### GOAL OF THE EXERCISE
In the entries below, find the lines with the word "Crop" and copy them.

---

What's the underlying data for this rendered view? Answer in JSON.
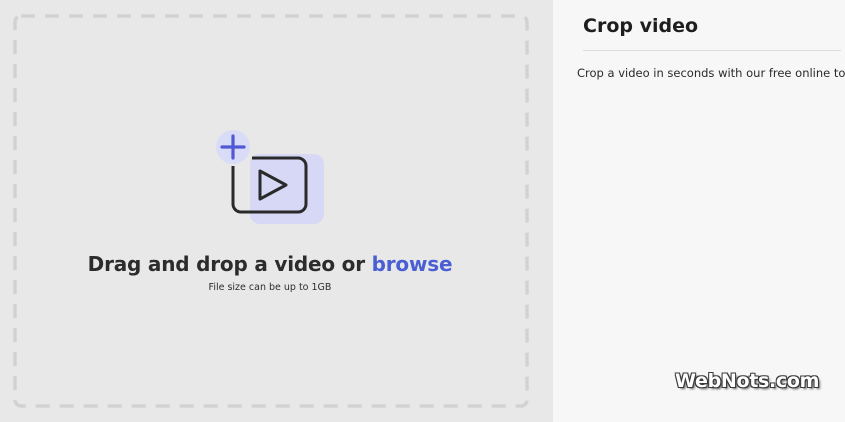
{
  "drop": {
    "title_prefix": "Drag and drop a video or ",
    "browse_label": "browse",
    "subtitle": "File size can be up to 1GB"
  },
  "panel": {
    "title": "Crop video",
    "description": "Crop a video in seconds with our free online tool."
  },
  "watermark": "WebNots.com",
  "colors": {
    "accent": "#4a5fd4",
    "plus_bg": "#d9dcf7",
    "plus_stroke": "#5258d6",
    "icon_shadow": "#d6d8f6"
  },
  "icons": {
    "upload": "add-video-icon"
  }
}
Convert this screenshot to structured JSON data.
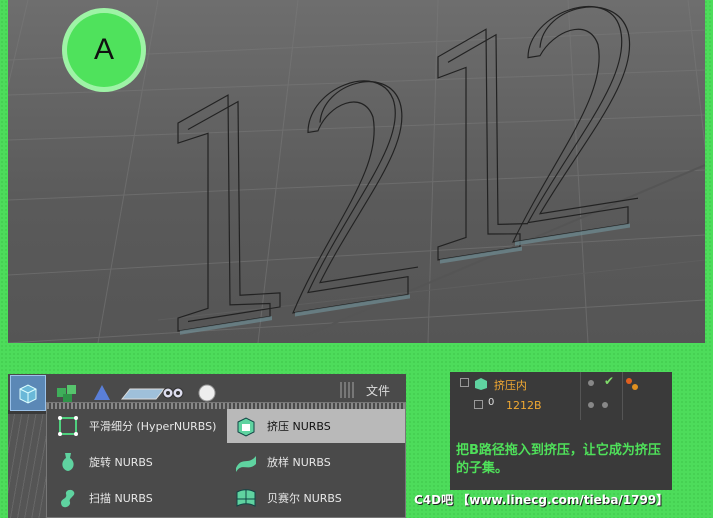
{
  "badge": {
    "letter": "A"
  },
  "viewport": {
    "text_3d": "1212"
  },
  "toolbar": {
    "file_label": "文件"
  },
  "menu": {
    "items": [
      {
        "label": "平滑细分 (HyperNURBS)",
        "icon": "hypernurbs-icon",
        "selected": false
      },
      {
        "label": "挤压 NURBS",
        "icon": "extrude-nurbs-icon",
        "selected": true
      },
      {
        "label": "旋转 NURBS",
        "icon": "lathe-nurbs-icon",
        "selected": false
      },
      {
        "label": "放样 NURBS",
        "icon": "loft-nurbs-icon",
        "selected": false
      },
      {
        "label": "扫描 NURBS",
        "icon": "sweep-nurbs-icon",
        "selected": false
      },
      {
        "label": "贝赛尔 NURBS",
        "icon": "bezier-nurbs-icon",
        "selected": false
      }
    ]
  },
  "object_manager": {
    "row1_label": "挤压内",
    "row2_label": "1212B",
    "row2_prefix": "0"
  },
  "note": "把B路径拖入到挤压，让它成为挤压的子集。",
  "watermark": "C4D吧 【www.linecg.com/tieba/1799】",
  "colors": {
    "accent_green": "#4ddc5b",
    "label_orange": "#f0a832",
    "selected_blue": "#5b88b6"
  }
}
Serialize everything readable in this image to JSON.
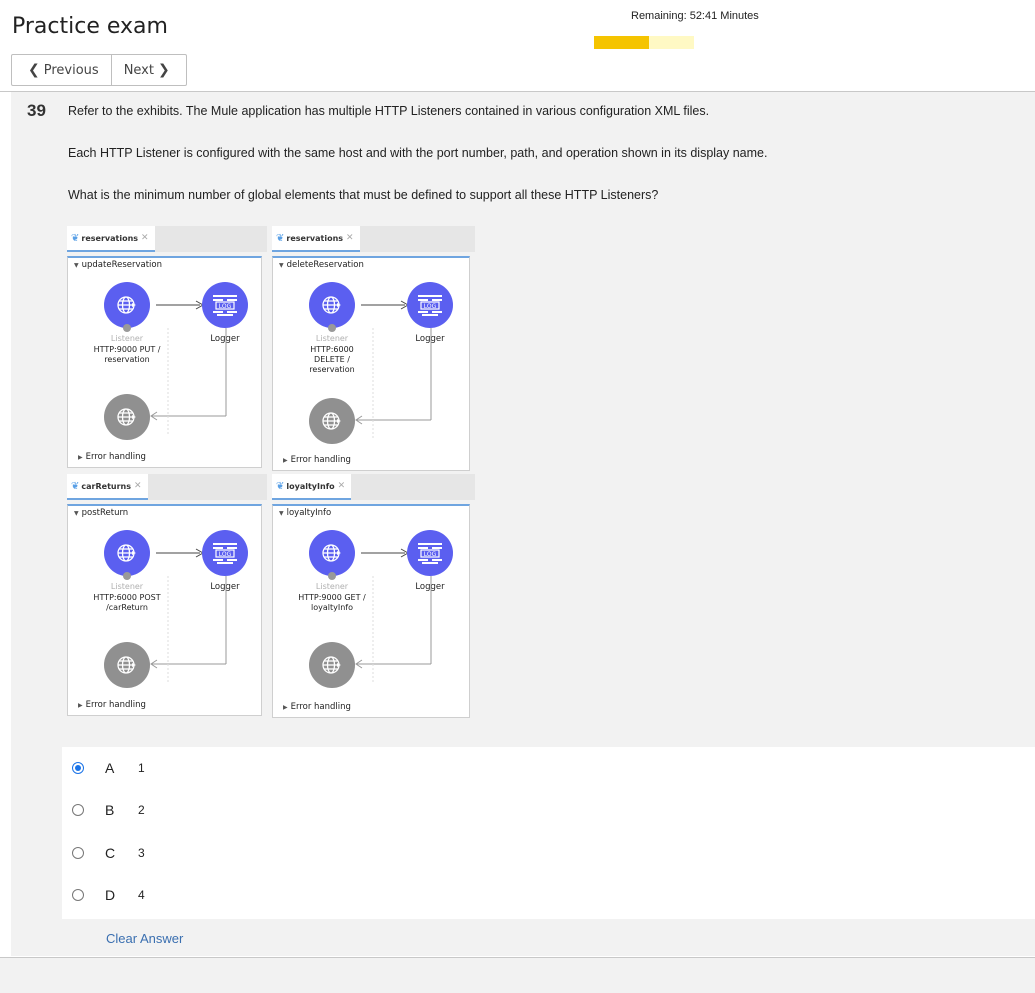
{
  "header": {
    "title": "Practice exam",
    "remaining": "Remaining: 52:41 Minutes",
    "progress_fraction": 0.55,
    "prev_label": "Previous",
    "next_label": "Next"
  },
  "question": {
    "number": "39",
    "paragraphs": [
      "Refer to the exhibits. The Mule application has multiple HTTP Listeners contained in various configuration XML files.",
      "Each HTTP Listener is configured with the same host and with the port number, path, and operation shown in its display name.",
      "What is the minimum number of global elements that must be defined to support all these HTTP Listeners?"
    ]
  },
  "exhibits": [
    {
      "tab": "reservations",
      "flow": "updateReservation",
      "listener_title": "Listener",
      "listener_lines": [
        "HTTP:9000 PUT /",
        "reservation"
      ],
      "logger": "Logger",
      "error": "Error handling"
    },
    {
      "tab": "reservations",
      "flow": "deleteReservation",
      "listener_title": "Listener",
      "listener_lines": [
        "HTTP:6000",
        "DELETE /",
        "reservation"
      ],
      "logger": "Logger",
      "error": "Error handling"
    },
    {
      "tab": "carReturns",
      "flow": "postReturn",
      "listener_title": "Listener",
      "listener_lines": [
        "HTTP:6000 POST",
        "/carReturn"
      ],
      "logger": "Logger",
      "error": "Error handling"
    },
    {
      "tab": "loyaltyInfo",
      "flow": "loyaltyInfo",
      "listener_title": "Listener",
      "listener_lines": [
        "HTTP:9000 GET /",
        "loyaltyInfo"
      ],
      "logger": "Logger",
      "error": "Error handling"
    }
  ],
  "icons": {
    "listener": "globe-icon",
    "logger": "log-icon",
    "tab": "mule-icon",
    "close": "close-icon"
  },
  "answers": [
    {
      "letter": "A",
      "text": "1",
      "selected": true
    },
    {
      "letter": "B",
      "text": "2",
      "selected": false
    },
    {
      "letter": "C",
      "text": "3",
      "selected": false
    },
    {
      "letter": "D",
      "text": "4",
      "selected": false
    }
  ],
  "clear_label": "Clear Answer",
  "colors": {
    "accent": "#1a73e8",
    "progress": "#f5c400",
    "progress_track": "#fff9c4",
    "component": "#5b5ff0",
    "tab_underline": "#6fa5e0"
  }
}
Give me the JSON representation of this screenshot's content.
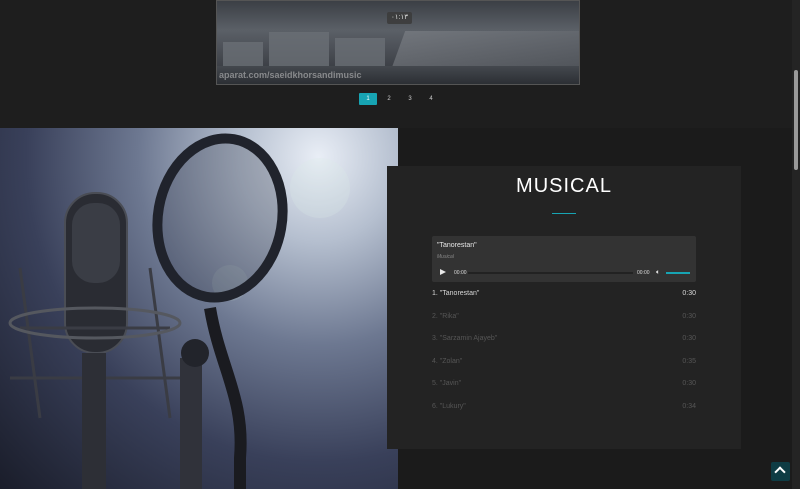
{
  "video": {
    "duration": "۰۱:۱۳",
    "watermark": "aparat.com/saeidkhorsandimusic"
  },
  "pagination": {
    "pages": [
      "1",
      "2",
      "3",
      "4"
    ],
    "active": "1"
  },
  "section": {
    "title": "MUSICAL"
  },
  "player": {
    "now_playing": "\"Tanorestan\"",
    "album": "Musical",
    "current_time": "00:00",
    "total_time": "00:00",
    "accent_color": "#17a4b3"
  },
  "tracks": [
    {
      "name": "1. \"Tanorestan\"",
      "duration": "0:30"
    },
    {
      "name": "2. \"Rika\"",
      "duration": "0:30"
    },
    {
      "name": "3. \"Sarzamin Ajayeb\"",
      "duration": "0:30"
    },
    {
      "name": "4. \"Zolan\"",
      "duration": "0:35"
    },
    {
      "name": "5. \"Javin\"",
      "duration": "0:30"
    },
    {
      "name": "6. \"Lukury\"",
      "duration": "0:34"
    }
  ],
  "icons": {
    "play": "play-icon",
    "volume": "volume-icon",
    "back_to_top": "chevron-up-icon"
  }
}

---

### IN RESPONSE
    "title": "Crop video",
    "description": "Crop a video in seconds with our free online tool."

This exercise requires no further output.